Dataset records ::
╭──

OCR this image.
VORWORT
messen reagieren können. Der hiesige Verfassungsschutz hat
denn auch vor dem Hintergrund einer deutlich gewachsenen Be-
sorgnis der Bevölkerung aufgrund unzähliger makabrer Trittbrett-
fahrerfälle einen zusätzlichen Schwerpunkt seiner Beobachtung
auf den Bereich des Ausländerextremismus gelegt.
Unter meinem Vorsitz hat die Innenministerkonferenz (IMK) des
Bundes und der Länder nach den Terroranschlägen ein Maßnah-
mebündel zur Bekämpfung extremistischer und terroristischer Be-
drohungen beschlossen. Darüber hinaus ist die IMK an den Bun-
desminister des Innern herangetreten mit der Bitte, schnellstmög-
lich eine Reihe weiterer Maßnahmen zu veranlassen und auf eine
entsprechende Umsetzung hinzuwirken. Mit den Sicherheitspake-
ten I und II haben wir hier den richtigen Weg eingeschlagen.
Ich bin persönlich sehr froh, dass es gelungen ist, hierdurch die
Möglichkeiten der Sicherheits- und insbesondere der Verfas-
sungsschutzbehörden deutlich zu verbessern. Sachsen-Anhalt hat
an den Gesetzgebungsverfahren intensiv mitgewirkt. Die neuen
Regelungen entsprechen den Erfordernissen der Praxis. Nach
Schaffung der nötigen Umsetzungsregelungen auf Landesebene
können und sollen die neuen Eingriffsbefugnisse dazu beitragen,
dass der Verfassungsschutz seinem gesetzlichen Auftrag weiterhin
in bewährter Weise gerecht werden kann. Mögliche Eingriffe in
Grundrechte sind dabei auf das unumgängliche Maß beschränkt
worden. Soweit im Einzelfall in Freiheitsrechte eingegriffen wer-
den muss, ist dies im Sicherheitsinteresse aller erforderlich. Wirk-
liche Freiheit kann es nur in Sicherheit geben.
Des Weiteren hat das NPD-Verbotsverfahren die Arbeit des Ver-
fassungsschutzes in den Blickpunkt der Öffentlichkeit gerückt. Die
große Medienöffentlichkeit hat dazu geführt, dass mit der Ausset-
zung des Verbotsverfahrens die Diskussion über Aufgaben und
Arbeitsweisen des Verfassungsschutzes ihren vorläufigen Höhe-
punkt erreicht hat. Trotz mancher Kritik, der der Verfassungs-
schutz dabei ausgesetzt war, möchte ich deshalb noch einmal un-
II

╰──

Filter the entries down to the lines containing "können". Copy each of those lines.

messen reagieren können. Der hiesige Verfassungsschutz hat
können und sollen die neuen Eingriffsbefugnisse dazu beitragen,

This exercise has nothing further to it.